■ Data rows:
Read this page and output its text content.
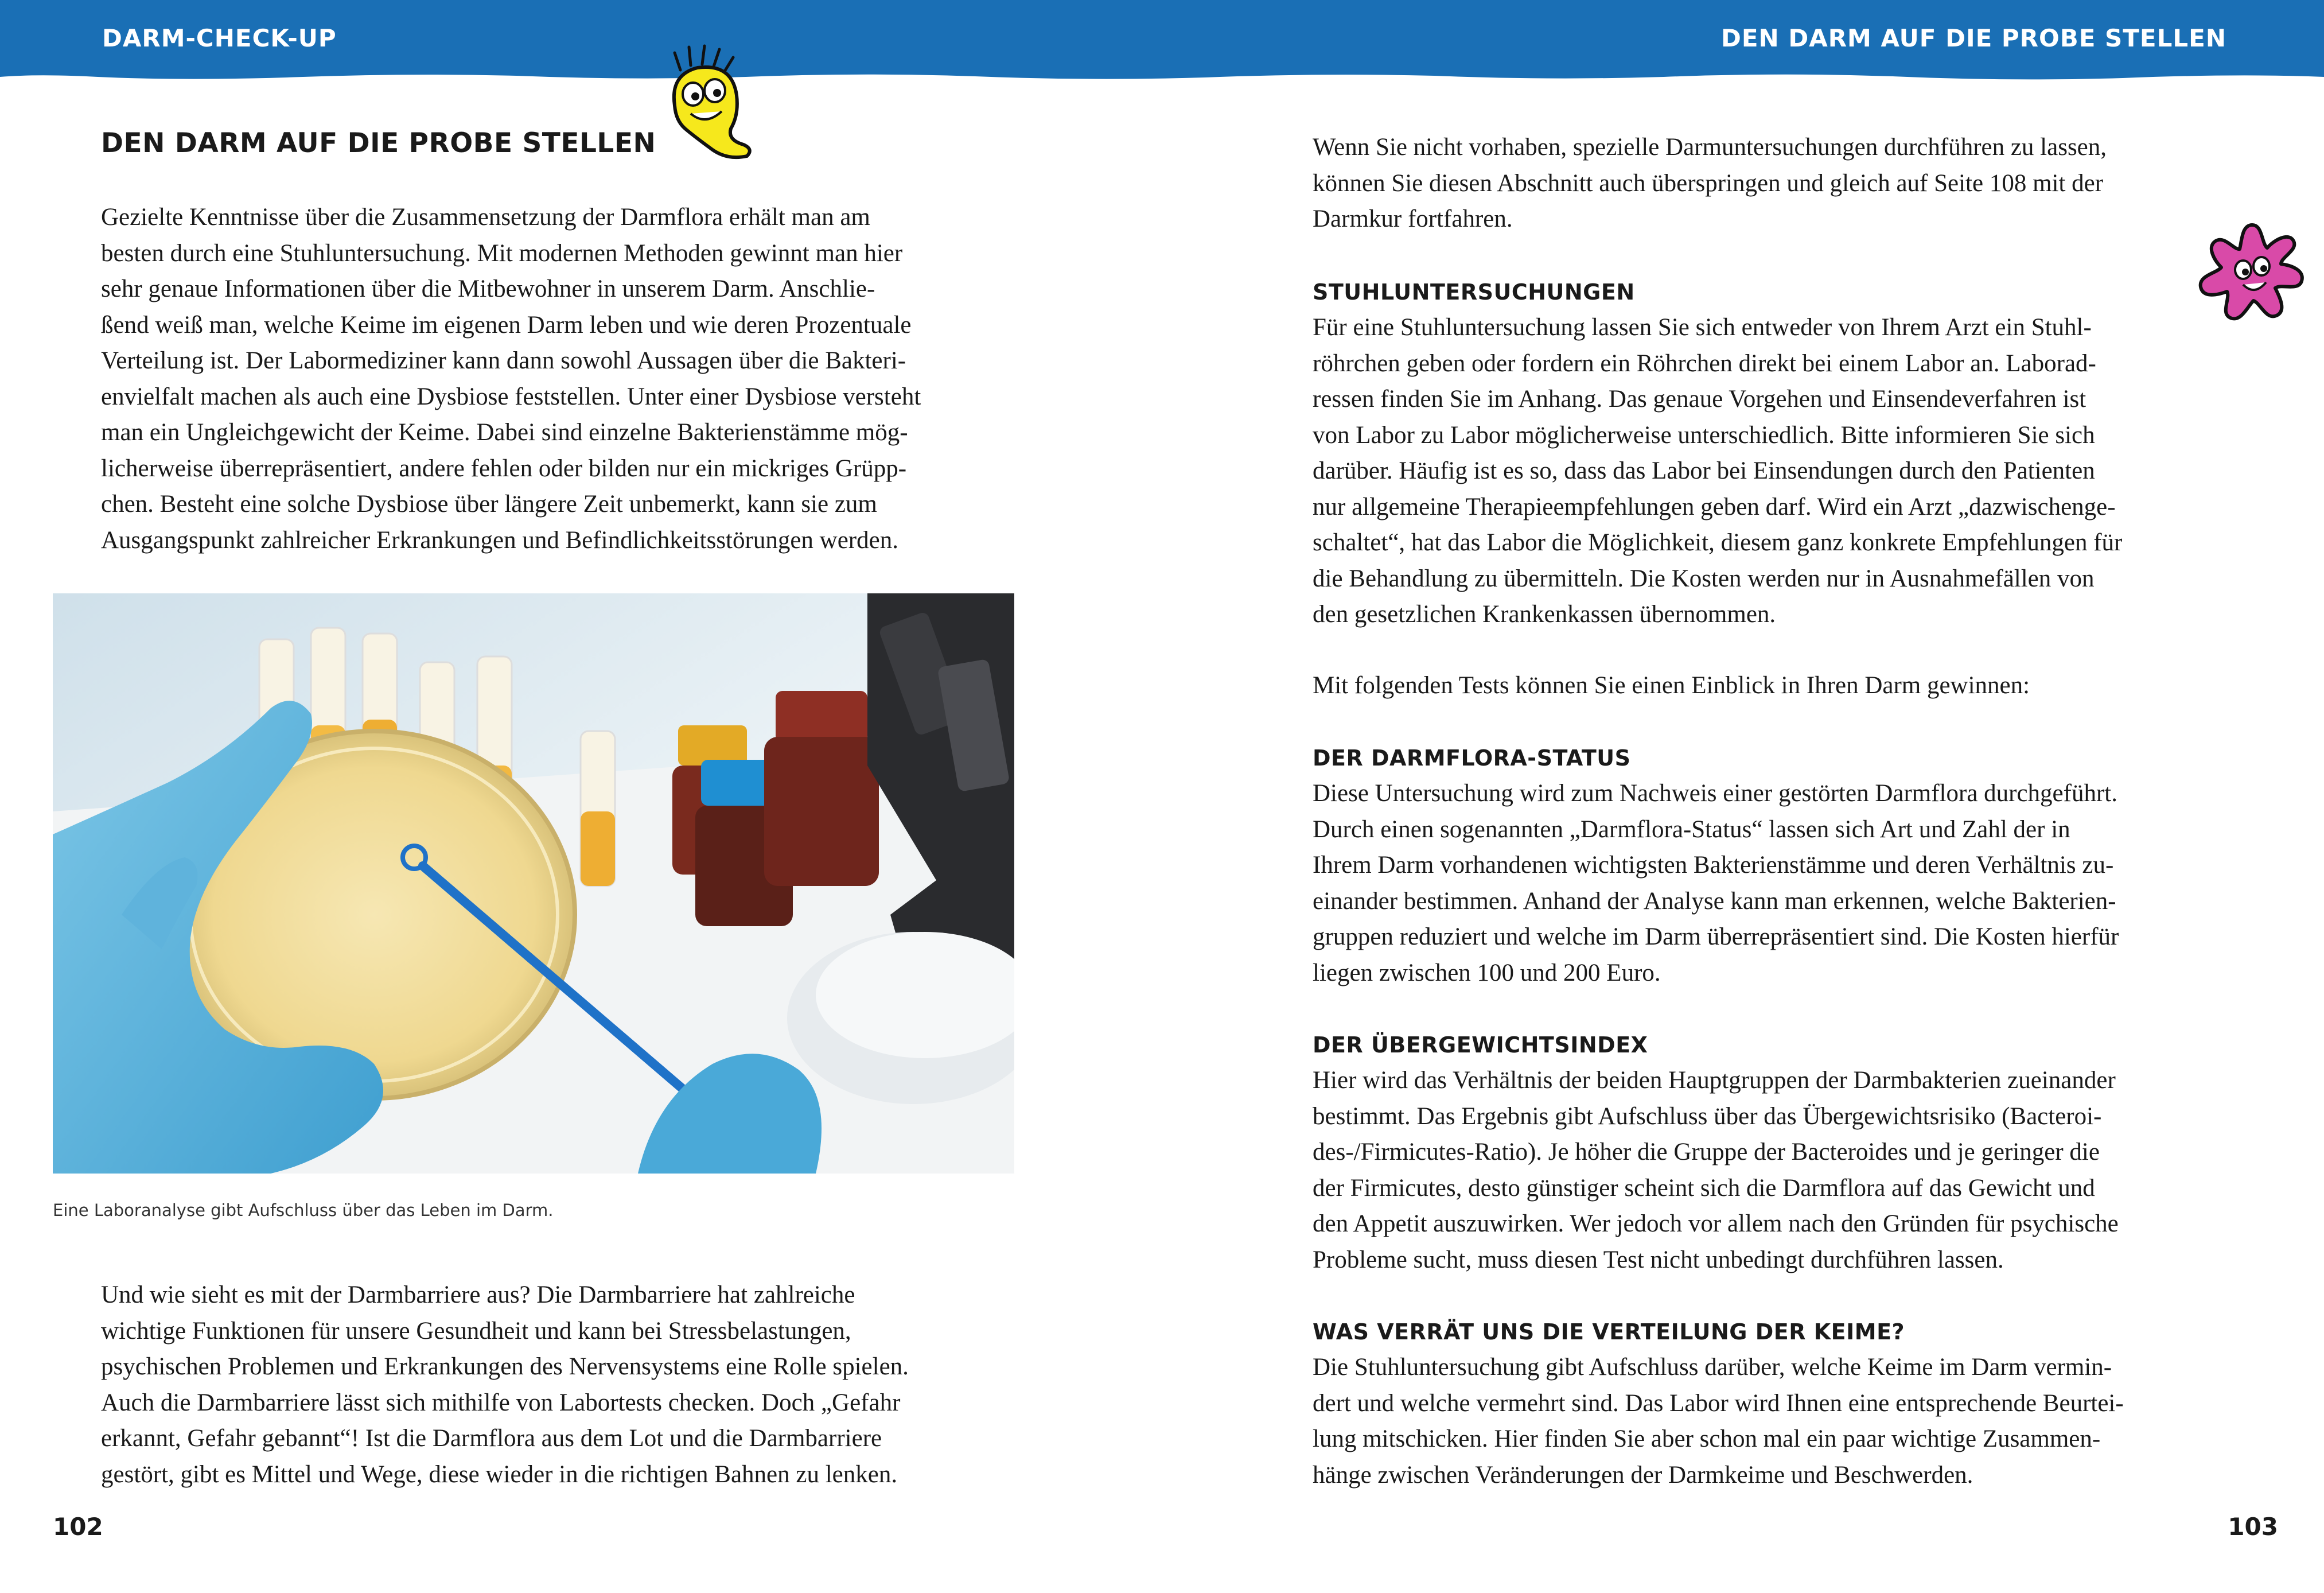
DARM-CHECK-UP	DEN DARM AUF DIE PROBE STELLEN
DEN DARM AUF DIE PROBE STELLEN
Gezielte Kenntnisse über die Zusammensetzung der Darmflora erhält man am
besten durch eine Stuhluntersuchung. Mit modernen Methoden gewinnt man hier
sehr genaue Informationen über die Mitbewohner in unserem Darm. Anschlie-
ßend weiß man, welche Keime im eigenen Darm leben und wie deren Prozentuale
Verteilung ist. Der Labormediziner kann dann sowohl Aussagen über die Bakteri-
envielfalt machen als auch eine Dysbiose feststellen. Unter einer Dysbiose versteht
man ein Ungleichgewicht der Keime. Dabei sind einzelne Bakterienstämme mög-
licherweise überrepräsentiert, andere fehlen oder bilden nur ein mickriges Grüpp-
chen. Besteht eine solche Dysbiose über längere Zeit unbemerkt, kann sie zum
Ausgangspunkt zahlreicher Erkrankungen und Befindlichkeitsstörungen werden.
Eine Laboranalyse gibt Aufschluss über das Leben im Darm.
Und wie sieht es mit der Darmbarriere aus? Die Darmbarriere hat zahlreiche
wichtige Funktionen für unsere Gesundheit und kann bei Stressbelastungen,
psychischen Problemen und Erkrankungen des Nervensystems eine Rolle spielen.
Auch die Darmbarriere lässt sich mithilfe von Labortests checken. Doch „Gefahr
erkannt, Gefahr gebannt“! Ist die Darmflora aus dem Lot und die Darmbarriere
gestört, gibt es Mittel und Wege, diese wieder in die richtigen Bahnen zu lenken.
102
Wenn Sie nicht vorhaben, spezielle Darmuntersuchungen durchführen zu lassen,
können Sie diesen Abschnitt auch überspringen und gleich auf Seite 108 mit der
Darmkur fortfahren.
STUHLUNTERSUCHUNGEN
Für eine Stuhluntersuchung lassen Sie sich entweder von Ihrem Arzt ein Stuhl-
röhrchen geben oder fordern ein Röhrchen direkt bei einem Labor an. Laborad-
ressen finden Sie im Anhang. Das genaue Vorgehen und Einsendeverfahren ist
von Labor zu Labor möglicherweise unterschiedlich. Bitte informieren Sie sich
darüber. Häufig ist es so, dass das Labor bei Einsendungen durch den Patienten
nur allgemeine Therapieempfehlungen geben darf. Wird ein Arzt „dazwischenge-
schaltet“, hat das Labor die Möglichkeit, diesem ganz konkrete Empfehlungen für
die Behandlung zu übermitteln. Die Kosten werden nur in Ausnahmefällen von
den gesetzlichen Krankenkassen übernommen.
Mit folgenden Tests können Sie einen Einblick in Ihren Darm gewinnen:
DER DARMFLORA-STATUS
Diese Untersuchung wird zum Nachweis einer gestörten Darmflora durchgeführt.
Durch einen sogenannten „Darmflora-Status“ lassen sich Art und Zahl der in
Ihrem Darm vorhandenen wichtigsten Bakterienstämme und deren Verhältnis zu-
einander bestimmen. Anhand der Analyse kann man erkennen, welche Bakterien-
gruppen reduziert und welche im Darm überrepräsentiert sind. Die Kosten hierfür
liegen zwischen 100 und 200 Euro.
DER ÜBERGEWICHTSINDEX
Hier wird das Verhältnis der beiden Hauptgruppen der Darmbakterien zueinander
bestimmt. Das Ergebnis gibt Aufschluss über das Übergewichtsrisiko (Bacteroi-
des-/Firmicutes-Ratio). Je höher die Gruppe der Bacteroides und je geringer die
der Firmicutes, desto günstiger scheint sich die Darmflora auf das Gewicht und
den Appetit auszuwirken. Wer jedoch vor allem nach den Gründen für psychische
Probleme sucht, muss diesen Test nicht unbedingt durchführen lassen.
WAS VERRÄT UNS DIE VERTEILUNG DER KEIME?
Die Stuhluntersuchung gibt Aufschluss darüber, welche Keime im Darm vermin-
dert und welche vermehrt sind. Das Labor wird Ihnen eine entsprechende Beurtei-
lung mitschicken. Hier finden Sie aber schon mal ein paar wichtige Zusammen-
hänge zwischen Veränderungen der Darmkeime und Beschwerden.
103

■ Exercise: Write every entry out again exactly, dropping the pictures.

■ Answer to this exercise:
Read this page and output its text content.
DARM-CHECK-UP	DEN DARM AUF DIE PROBE STELLEN
DEN DARM AUF DIE PROBE STELLEN
Gezielte Kenntnisse über die Zusammensetzung der Darmflora erhält man am
besten durch eine Stuhluntersuchung. Mit modernen Methoden gewinnt man hier
sehr genaue Informationen über die Mitbewohner in unserem Darm. Anschlie-
ßend weiß man, welche Keime im eigenen Darm leben und wie deren Prozentuale
Verteilung ist. Der Labormediziner kann dann sowohl Aussagen über die Bakteri-
envielfalt machen als auch eine Dysbiose feststellen. Unter einer Dysbiose versteht
man ein Ungleichgewicht der Keime. Dabei sind einzelne Bakterienstämme mög-
licherweise überrepräsentiert, andere fehlen oder bilden nur ein mickriges Grüpp-
chen. Besteht eine solche Dysbiose über längere Zeit unbemerkt, kann sie zum
Ausgangspunkt zahlreicher Erkrankungen und Befindlichkeitsstörungen werden.
Eine Laboranalyse gibt Aufschluss über das Leben im Darm.
Und wie sieht es mit der Darmbarriere aus? Die Darmbarriere hat zahlreiche
wichtige Funktionen für unsere Gesundheit und kann bei Stressbelastungen,
psychischen Problemen und Erkrankungen des Nervensystems eine Rolle spielen.
Auch die Darmbarriere lässt sich mithilfe von Labortests checken. Doch „Gefahr
erkannt, Gefahr gebannt“! Ist die Darmflora aus dem Lot und die Darmbarriere
gestört, gibt es Mittel und Wege, diese wieder in die richtigen Bahnen zu lenken.
102
Wenn Sie nicht vorhaben, spezielle Darmuntersuchungen durchführen zu lassen,
können Sie diesen Abschnitt auch überspringen und gleich auf Seite 108 mit der
Darmkur fortfahren.
STUHLUNTERSUCHUNGEN
Für eine Stuhluntersuchung lassen Sie sich entweder von Ihrem Arzt ein Stuhl-
röhrchen geben oder fordern ein Röhrchen direkt bei einem Labor an. Laborad-
ressen finden Sie im Anhang. Das genaue Vorgehen und Einsendeverfahren ist
von Labor zu Labor möglicherweise unterschiedlich. Bitte informieren Sie sich
darüber. Häufig ist es so, dass das Labor bei Einsendungen durch den Patienten
nur allgemeine Therapieempfehlungen geben darf. Wird ein Arzt „dazwischenge-
schaltet“, hat das Labor die Möglichkeit, diesem ganz konkrete Empfehlungen für
die Behandlung zu übermitteln. Die Kosten werden nur in Ausnahmefällen von
den gesetzlichen Krankenkassen übernommen.
Mit folgenden Tests können Sie einen Einblick in Ihren Darm gewinnen:
DER DARMFLORA-STATUS
Diese Untersuchung wird zum Nachweis einer gestörten Darmflora durchgeführt.
Durch einen sogenannten „Darmflora-Status“ lassen sich Art und Zahl der in
Ihrem Darm vorhandenen wichtigsten Bakterienstämme und deren Verhältnis zu-
einander bestimmen. Anhand der Analyse kann man erkennen, welche Bakterien-
gruppen reduziert und welche im Darm überrepräsentiert sind. Die Kosten hierfür
liegen zwischen 100 und 200 Euro.
DER ÜBERGEWICHTSINDEX
Hier wird das Verhältnis der beiden Hauptgruppen der Darmbakterien zueinander
bestimmt. Das Ergebnis gibt Aufschluss über das Übergewichtsrisiko (Bacteroi-
des-/Firmicutes-Ratio). Je höher die Gruppe der Bacteroides und je geringer die
der Firmicutes, desto günstiger scheint sich die Darmflora auf das Gewicht und
den Appetit auszuwirken. Wer jedoch vor allem nach den Gründen für psychische
Probleme sucht, muss diesen Test nicht unbedingt durchführen lassen.
WAS VERRÄT UNS DIE VERTEILUNG DER KEIME?
Die Stuhluntersuchung gibt Aufschluss darüber, welche Keime im Darm vermin-
dert und welche vermehrt sind. Das Labor wird Ihnen eine entsprechende Beurtei-
lung mitschicken. Hier finden Sie aber schon mal ein paar wichtige Zusammen-
hänge zwischen Veränderungen der Darmkeime und Beschwerden.
103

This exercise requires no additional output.